REQUEST:
Locate the lines where "Live" occurs and copy them as they stand.

[Extracted data entries]
+ + + + + + +

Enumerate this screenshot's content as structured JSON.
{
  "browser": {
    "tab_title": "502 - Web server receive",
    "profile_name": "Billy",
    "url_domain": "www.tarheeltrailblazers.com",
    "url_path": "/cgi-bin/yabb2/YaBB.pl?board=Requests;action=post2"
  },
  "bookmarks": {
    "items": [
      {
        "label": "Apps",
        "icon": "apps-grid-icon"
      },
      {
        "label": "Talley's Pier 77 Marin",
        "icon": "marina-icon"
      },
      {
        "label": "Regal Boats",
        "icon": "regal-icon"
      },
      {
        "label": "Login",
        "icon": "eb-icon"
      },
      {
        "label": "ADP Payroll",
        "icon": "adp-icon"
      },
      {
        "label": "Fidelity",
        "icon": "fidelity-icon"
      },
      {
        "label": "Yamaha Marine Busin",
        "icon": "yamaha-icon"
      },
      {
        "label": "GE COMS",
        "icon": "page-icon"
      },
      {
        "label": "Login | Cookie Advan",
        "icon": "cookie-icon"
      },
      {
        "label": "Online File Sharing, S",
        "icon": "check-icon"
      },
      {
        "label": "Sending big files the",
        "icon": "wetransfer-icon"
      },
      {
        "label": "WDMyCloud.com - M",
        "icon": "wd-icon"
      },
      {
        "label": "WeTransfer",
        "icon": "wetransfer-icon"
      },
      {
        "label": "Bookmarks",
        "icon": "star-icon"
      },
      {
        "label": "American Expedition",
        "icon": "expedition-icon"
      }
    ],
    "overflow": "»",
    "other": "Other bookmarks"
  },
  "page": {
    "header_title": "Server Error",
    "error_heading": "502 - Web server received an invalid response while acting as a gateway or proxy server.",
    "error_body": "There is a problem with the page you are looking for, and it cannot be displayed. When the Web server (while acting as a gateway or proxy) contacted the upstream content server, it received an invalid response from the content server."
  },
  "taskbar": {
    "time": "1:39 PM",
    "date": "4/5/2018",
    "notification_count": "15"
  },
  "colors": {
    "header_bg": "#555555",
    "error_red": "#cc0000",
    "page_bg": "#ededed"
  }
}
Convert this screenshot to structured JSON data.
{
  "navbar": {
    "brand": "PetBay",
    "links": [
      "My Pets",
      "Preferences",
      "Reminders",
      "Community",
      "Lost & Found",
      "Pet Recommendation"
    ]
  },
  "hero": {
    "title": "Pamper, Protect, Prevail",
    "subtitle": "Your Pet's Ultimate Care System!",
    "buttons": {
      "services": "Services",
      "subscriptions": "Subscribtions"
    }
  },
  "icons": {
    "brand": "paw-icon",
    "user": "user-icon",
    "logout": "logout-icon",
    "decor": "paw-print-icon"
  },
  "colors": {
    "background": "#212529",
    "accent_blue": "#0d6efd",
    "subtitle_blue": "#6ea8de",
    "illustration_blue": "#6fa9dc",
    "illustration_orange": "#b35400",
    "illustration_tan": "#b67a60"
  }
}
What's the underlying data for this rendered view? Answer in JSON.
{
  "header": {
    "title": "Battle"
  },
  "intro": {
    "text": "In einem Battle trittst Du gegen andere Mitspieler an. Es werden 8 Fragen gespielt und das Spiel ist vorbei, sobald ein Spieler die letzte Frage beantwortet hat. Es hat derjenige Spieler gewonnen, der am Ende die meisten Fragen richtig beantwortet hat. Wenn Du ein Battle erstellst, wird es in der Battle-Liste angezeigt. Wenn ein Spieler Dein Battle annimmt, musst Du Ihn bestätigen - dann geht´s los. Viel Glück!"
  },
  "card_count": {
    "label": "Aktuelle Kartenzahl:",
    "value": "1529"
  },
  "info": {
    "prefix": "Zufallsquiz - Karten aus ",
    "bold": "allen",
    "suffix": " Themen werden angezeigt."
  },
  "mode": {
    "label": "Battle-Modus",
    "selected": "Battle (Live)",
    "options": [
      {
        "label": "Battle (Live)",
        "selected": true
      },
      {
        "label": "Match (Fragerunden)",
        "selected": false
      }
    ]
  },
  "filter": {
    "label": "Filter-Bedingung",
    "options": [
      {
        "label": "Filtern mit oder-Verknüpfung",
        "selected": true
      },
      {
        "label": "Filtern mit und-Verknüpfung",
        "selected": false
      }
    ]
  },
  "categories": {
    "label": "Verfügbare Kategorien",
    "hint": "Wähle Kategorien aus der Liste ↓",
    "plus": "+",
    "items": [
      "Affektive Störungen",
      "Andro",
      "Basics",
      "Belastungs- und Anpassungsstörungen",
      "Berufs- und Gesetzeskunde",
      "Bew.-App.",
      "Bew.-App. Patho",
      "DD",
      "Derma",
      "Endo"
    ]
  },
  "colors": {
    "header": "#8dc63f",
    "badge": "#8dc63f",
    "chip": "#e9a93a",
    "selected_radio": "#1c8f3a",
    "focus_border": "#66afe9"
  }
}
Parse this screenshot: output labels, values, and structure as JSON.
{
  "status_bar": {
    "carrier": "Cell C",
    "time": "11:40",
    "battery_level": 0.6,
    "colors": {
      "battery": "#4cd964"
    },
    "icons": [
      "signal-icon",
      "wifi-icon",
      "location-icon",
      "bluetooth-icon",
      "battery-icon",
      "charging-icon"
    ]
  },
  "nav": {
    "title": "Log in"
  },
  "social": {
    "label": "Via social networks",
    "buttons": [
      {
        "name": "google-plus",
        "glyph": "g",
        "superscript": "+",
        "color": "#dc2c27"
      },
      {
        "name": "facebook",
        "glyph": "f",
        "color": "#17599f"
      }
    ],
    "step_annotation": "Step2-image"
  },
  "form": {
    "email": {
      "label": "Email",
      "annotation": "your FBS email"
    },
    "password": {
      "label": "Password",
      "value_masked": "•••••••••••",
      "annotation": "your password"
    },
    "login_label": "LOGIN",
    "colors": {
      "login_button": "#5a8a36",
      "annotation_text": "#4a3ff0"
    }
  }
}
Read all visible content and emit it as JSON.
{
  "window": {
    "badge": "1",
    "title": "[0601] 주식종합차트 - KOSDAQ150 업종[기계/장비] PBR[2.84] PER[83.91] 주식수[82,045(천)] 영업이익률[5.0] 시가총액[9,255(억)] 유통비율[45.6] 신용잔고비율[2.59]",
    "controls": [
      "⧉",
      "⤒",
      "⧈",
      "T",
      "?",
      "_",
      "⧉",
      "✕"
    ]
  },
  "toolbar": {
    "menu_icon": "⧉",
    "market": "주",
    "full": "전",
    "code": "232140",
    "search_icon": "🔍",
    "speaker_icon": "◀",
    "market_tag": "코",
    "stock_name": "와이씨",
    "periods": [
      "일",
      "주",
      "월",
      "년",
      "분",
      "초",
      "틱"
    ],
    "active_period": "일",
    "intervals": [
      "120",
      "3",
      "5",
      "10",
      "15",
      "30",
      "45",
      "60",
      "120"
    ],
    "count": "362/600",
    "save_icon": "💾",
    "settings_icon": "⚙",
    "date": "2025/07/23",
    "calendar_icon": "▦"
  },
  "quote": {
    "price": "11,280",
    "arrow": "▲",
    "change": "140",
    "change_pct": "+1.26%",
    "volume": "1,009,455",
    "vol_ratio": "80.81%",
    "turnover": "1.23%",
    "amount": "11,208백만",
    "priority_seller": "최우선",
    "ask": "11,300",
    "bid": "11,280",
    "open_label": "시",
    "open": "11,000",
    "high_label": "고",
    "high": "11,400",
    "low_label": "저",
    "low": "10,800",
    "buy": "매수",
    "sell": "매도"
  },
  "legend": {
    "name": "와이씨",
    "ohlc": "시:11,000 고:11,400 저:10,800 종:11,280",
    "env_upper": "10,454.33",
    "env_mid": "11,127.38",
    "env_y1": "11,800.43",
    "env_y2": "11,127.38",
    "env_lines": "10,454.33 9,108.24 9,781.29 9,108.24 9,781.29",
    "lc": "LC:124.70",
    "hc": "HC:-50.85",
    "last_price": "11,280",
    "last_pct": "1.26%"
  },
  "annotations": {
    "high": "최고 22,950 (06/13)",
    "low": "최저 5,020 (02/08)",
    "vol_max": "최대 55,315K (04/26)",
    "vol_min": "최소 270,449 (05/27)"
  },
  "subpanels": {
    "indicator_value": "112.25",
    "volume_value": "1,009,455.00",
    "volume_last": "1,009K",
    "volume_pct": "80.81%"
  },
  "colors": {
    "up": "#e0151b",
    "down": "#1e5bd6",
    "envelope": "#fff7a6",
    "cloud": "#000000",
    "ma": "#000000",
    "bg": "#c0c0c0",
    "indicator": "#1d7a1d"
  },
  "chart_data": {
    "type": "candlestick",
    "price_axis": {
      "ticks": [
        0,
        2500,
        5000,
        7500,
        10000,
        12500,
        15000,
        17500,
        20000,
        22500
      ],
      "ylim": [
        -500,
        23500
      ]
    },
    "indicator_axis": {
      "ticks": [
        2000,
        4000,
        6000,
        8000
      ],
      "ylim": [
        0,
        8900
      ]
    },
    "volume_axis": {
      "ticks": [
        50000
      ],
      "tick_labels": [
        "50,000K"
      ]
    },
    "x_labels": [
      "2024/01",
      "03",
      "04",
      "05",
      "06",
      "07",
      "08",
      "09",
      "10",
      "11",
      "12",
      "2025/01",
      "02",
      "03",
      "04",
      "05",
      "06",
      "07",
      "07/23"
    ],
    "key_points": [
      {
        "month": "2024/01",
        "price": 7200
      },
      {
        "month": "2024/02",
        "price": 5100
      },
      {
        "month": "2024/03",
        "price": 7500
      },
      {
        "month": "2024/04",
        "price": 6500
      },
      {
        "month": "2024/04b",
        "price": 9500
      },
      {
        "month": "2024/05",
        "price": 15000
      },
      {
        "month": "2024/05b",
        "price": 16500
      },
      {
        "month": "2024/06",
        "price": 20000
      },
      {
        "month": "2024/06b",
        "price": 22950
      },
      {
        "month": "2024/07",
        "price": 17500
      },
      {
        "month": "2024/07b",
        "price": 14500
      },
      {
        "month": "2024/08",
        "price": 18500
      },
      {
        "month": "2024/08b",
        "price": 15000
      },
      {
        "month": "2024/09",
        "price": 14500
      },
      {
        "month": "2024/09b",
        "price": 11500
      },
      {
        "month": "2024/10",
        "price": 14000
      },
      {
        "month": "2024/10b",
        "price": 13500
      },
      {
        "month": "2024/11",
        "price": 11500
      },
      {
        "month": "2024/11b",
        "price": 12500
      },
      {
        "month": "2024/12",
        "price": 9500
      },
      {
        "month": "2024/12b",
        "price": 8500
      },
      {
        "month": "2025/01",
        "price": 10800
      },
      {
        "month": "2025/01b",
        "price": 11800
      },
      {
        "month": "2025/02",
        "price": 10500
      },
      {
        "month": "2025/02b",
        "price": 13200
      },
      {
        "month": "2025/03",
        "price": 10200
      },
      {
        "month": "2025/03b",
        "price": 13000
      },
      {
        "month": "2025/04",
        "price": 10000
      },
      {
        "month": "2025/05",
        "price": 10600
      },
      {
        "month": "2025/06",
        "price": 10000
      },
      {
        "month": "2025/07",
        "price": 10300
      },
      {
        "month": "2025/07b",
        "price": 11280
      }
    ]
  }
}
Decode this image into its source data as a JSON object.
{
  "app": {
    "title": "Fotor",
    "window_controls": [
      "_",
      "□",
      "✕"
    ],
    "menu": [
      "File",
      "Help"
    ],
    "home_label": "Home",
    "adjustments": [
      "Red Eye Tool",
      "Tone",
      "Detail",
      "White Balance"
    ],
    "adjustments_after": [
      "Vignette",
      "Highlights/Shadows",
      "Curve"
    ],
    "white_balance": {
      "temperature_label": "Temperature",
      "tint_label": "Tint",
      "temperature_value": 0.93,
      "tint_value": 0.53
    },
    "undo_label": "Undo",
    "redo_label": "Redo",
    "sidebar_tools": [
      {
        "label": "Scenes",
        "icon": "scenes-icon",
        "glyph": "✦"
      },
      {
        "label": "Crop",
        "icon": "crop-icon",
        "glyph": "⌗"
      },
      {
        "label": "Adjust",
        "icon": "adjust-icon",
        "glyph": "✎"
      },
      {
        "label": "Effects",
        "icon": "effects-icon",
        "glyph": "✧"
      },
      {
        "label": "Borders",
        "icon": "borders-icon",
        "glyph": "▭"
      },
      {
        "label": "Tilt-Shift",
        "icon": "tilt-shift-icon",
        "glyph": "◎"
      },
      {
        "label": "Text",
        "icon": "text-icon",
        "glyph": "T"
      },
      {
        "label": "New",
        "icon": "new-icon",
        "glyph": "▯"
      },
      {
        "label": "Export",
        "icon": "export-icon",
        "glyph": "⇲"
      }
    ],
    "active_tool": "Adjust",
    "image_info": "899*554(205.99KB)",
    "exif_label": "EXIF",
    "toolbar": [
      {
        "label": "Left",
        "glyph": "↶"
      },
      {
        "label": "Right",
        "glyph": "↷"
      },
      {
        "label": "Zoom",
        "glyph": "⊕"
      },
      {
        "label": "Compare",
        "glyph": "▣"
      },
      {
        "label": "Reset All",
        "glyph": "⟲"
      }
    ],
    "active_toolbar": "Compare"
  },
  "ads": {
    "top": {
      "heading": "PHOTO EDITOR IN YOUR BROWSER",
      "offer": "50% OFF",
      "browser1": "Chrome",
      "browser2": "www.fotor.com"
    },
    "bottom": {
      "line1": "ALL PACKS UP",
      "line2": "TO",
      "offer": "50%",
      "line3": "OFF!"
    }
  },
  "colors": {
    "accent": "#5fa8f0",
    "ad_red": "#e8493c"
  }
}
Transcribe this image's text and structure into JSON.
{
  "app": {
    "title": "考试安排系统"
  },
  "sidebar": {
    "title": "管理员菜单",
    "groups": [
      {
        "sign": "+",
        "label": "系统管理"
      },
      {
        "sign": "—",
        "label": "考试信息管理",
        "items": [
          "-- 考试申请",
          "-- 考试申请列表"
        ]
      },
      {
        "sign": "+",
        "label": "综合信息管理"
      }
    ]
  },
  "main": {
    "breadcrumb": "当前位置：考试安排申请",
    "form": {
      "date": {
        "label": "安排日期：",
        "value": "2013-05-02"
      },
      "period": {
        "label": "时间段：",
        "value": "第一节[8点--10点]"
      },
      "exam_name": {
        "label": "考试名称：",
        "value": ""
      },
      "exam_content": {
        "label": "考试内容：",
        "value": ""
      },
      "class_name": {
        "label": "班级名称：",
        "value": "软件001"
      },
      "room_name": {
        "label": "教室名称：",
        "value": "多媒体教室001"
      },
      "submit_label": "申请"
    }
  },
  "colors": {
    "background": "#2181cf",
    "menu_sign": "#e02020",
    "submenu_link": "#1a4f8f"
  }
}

+ + + + + + +

ANSWER IN FULL:
    "selected": "Battle (Live)",
        "label": "Battle (Live)",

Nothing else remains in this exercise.